> [PROMPT] Count lines, not occurrences: give the number of lines holding the word "algorithm", and nothing besides.

> [THE RECORDS]
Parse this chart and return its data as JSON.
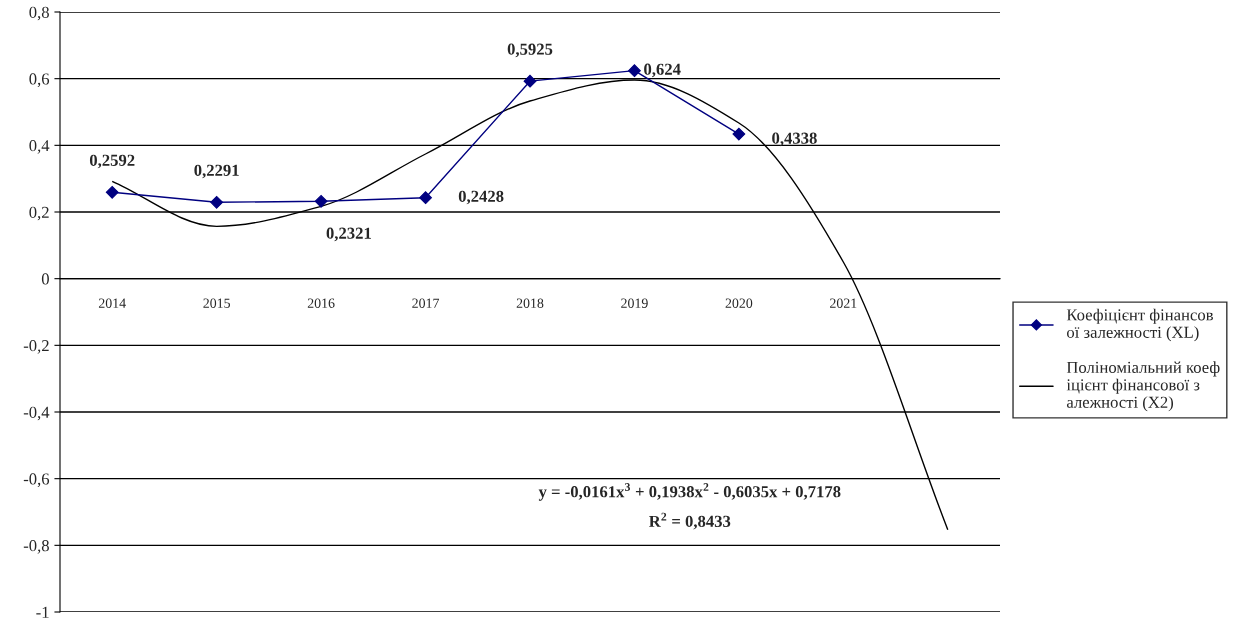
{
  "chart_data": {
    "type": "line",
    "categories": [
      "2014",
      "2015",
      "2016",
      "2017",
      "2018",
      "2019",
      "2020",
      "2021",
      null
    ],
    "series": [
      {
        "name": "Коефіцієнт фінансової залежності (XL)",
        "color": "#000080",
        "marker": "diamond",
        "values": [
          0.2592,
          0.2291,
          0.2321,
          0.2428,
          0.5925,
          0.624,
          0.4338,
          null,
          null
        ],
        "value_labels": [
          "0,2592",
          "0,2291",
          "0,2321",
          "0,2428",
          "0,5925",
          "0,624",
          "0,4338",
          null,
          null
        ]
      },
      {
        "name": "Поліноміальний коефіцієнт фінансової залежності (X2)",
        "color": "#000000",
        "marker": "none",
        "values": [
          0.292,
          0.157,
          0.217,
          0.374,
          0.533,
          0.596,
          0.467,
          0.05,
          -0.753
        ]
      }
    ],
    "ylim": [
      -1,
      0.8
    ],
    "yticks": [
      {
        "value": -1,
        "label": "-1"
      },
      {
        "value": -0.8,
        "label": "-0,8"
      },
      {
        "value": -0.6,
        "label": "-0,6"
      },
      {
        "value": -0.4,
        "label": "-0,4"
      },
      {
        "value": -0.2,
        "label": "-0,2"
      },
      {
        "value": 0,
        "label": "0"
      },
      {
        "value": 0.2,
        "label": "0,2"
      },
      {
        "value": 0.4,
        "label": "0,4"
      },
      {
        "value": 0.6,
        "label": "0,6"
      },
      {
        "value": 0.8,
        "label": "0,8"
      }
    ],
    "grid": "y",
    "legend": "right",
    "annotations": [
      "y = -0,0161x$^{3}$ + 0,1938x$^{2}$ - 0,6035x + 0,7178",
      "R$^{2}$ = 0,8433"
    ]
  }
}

--

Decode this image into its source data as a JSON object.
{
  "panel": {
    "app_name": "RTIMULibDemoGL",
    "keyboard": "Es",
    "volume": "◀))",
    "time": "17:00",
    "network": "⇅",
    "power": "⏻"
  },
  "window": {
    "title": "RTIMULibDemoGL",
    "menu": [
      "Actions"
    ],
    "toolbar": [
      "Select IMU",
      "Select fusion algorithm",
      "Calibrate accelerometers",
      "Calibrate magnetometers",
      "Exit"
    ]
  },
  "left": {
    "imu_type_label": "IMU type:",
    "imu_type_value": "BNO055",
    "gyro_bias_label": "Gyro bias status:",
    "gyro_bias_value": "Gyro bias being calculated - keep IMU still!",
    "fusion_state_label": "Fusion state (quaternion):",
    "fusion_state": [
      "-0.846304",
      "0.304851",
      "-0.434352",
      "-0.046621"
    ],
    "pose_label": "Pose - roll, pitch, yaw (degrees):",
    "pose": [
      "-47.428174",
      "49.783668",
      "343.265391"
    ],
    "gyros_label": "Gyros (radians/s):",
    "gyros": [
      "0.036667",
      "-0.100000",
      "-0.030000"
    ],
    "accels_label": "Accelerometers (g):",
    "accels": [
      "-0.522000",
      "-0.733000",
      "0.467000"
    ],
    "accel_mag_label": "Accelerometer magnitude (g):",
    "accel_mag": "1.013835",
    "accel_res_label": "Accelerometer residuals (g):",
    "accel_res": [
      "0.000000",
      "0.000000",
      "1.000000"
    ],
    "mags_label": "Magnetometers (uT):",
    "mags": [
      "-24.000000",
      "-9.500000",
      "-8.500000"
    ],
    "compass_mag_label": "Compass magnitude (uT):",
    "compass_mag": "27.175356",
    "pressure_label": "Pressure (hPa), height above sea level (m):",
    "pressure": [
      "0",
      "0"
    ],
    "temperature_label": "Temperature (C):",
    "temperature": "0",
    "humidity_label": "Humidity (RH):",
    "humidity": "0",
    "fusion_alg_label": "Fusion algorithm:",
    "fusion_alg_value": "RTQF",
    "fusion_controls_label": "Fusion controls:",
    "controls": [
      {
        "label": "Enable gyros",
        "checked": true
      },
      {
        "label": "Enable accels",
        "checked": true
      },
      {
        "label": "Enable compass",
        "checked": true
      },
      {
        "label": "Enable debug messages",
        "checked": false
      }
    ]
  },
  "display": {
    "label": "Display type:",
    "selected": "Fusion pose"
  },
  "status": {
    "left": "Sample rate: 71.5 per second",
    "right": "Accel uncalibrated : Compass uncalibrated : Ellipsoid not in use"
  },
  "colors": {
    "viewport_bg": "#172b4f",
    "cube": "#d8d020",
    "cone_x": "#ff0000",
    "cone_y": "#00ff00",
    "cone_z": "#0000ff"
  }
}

> [EXPECTED ANSWER] 2